**WHAT YOU WILL DO**
An exact reproduction of the records is required, with all images left out.

[Stored records]

- - - - - - -

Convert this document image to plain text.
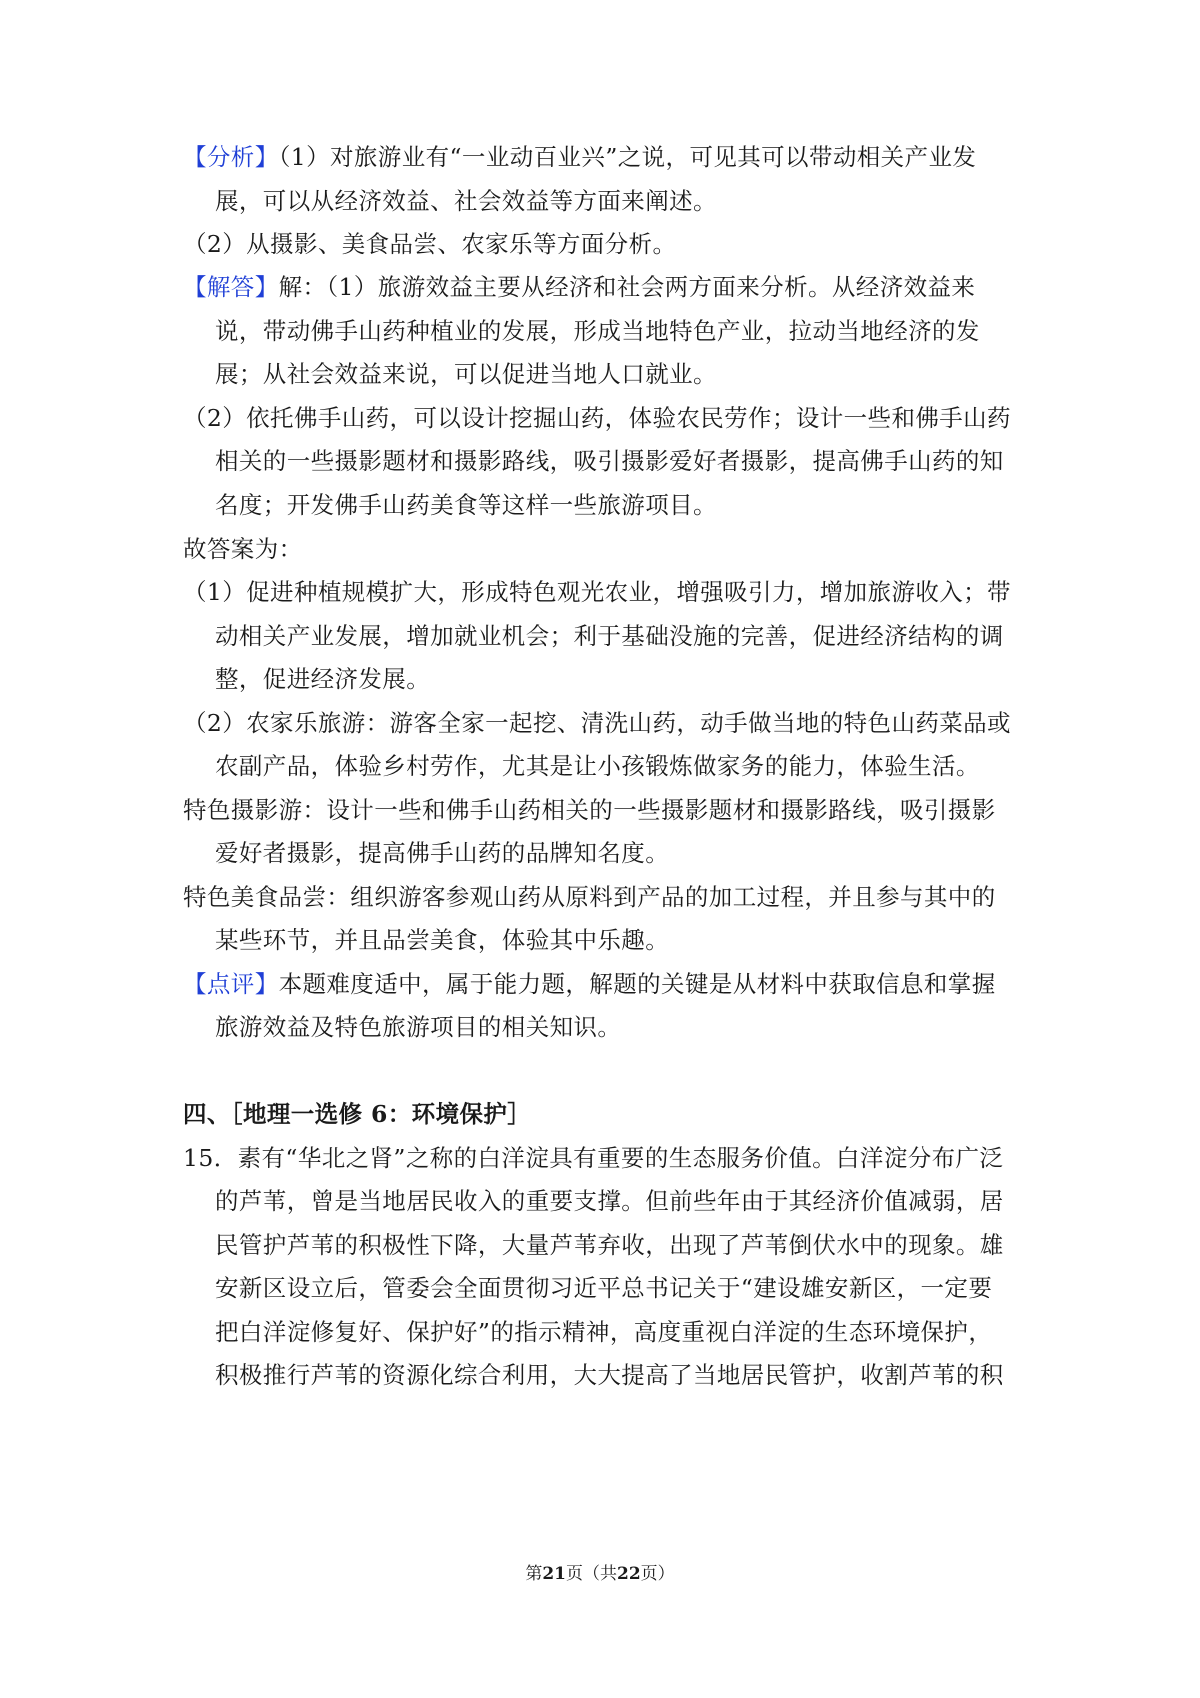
【分析】（1）对旅游业有“一业动百业兴”之说，可见其可以带动相关产业发
展，可以从经济效益、社会效益等方面来阐述。
（2）从摄影、美食品尝、农家乐等方面分析。
【解答】解：（1）旅游效益主要从经济和社会两方面来分析。从经济效益来
说，带动佛手山药种植业的发展，形成当地特色产业，拉动当地经济的发
展；从社会效益来说，可以促进当地人口就业。
（2）依托佛手山药，可以设计挖掘山药，体验农民劳作；设计一些和佛手山药
相关的一些摄影题材和摄影路线，吸引摄影爱好者摄影，提高佛手山药的知
名度；开发佛手山药美食等这样一些旅游项目。
故答案为：
（1）促进种植规模扩大，形成特色观光农业，增强吸引力，增加旅游收入；带
动相关产业发展，增加就业机会；利于基础没施的完善，促进经济结构的调
整，促进经济发展。
（2）农家乐旅游：游客全家一起挖、清洗山药，动手做当地的特色山药菜品或
农副产品，体验乡村劳作，尤其是让小孩锻炼做家务的能力，体验生活。
特色摄影游：设计一些和佛手山药相关的一些摄影题材和摄影路线，吸引摄影
爱好者摄影，提高佛手山药的品牌知名度。
特色美食品尝：组织游客参观山药从原料到产品的加工过程，并且参与其中的
某些环节，并且品尝美食，体验其中乐趣。
【点评】本题难度适中，属于能力题，解题的关键是从材料中获取信息和掌握
旅游效益及特色旅游项目的相关知识。
四、［地理一选修 6：环境保护］
15．素有“华北之肾”之称的白洋淀具有重要的生态服务价值。白洋淀分布广泛
的芦苇，曾是当地居民收入的重要支撑。但前些年由于其经济价值减弱，居
民管护芦苇的积极性下降，大量芦苇弃收，出现了芦苇倒伏水中的现象。雄
安新区设立后，管委会全面贯彻习近平总书记关于“建设雄安新区，一定要
把白洋淀修复好、保护好”的指示精神，高度重视白洋淀的生态环境保护，
积极推行芦苇的资源化综合利用，大大提高了当地居民管护，收割芦苇的积
第21页（共22页）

- - - - - - -

**REPLY TO THE EXERCISE**
Convert this document image to plain text.
【分析】（1）对旅游业有“一业动百业兴”之说，可见其可以带动相关产业发
展，可以从经济效益、社会效益等方面来阐述。
（2）从摄影、美食品尝、农家乐等方面分析。
【解答】解：（1）旅游效益主要从经济和社会两方面来分析。从经济效益来
说，带动佛手山药种植业的发展，形成当地特色产业，拉动当地经济的发
展；从社会效益来说，可以促进当地人口就业。
（2）依托佛手山药，可以设计挖掘山药，体验农民劳作；设计一些和佛手山药
相关的一些摄影题材和摄影路线，吸引摄影爱好者摄影，提高佛手山药的知
名度；开发佛手山药美食等这样一些旅游项目。
故答案为：
（1）促进种植规模扩大，形成特色观光农业，增强吸引力，增加旅游收入；带
动相关产业发展，增加就业机会；利于基础没施的完善，促进经济结构的调
整，促进经济发展。
（2）农家乐旅游：游客全家一起挖、清洗山药，动手做当地的特色山药菜品或
农副产品，体验乡村劳作，尤其是让小孩锻炼做家务的能力，体验生活。
特色摄影游：设计一些和佛手山药相关的一些摄影题材和摄影路线，吸引摄影
爱好者摄影，提高佛手山药的品牌知名度。
特色美食品尝：组织游客参观山药从原料到产品的加工过程，并且参与其中的
某些环节，并且品尝美食，体验其中乐趣。
【点评】本题难度适中，属于能力题，解题的关键是从材料中获取信息和掌握
旅游效益及特色旅游项目的相关知识。
四、［地理一选修 6：环境保护］
15．素有“华北之肾”之称的白洋淀具有重要的生态服务价值。白洋淀分布广泛
的芦苇，曾是当地居民收入的重要支撑。但前些年由于其经济价值减弱，居
民管护芦苇的积极性下降，大量芦苇弃收，出现了芦苇倒伏水中的现象。雄
安新区设立后，管委会全面贯彻习近平总书记关于“建设雄安新区，一定要
把白洋淀修复好、保护好”的指示精神，高度重视白洋淀的生态环境保护，
积极推行芦苇的资源化综合利用，大大提高了当地居民管护，收割芦苇的积
第21页（共22页）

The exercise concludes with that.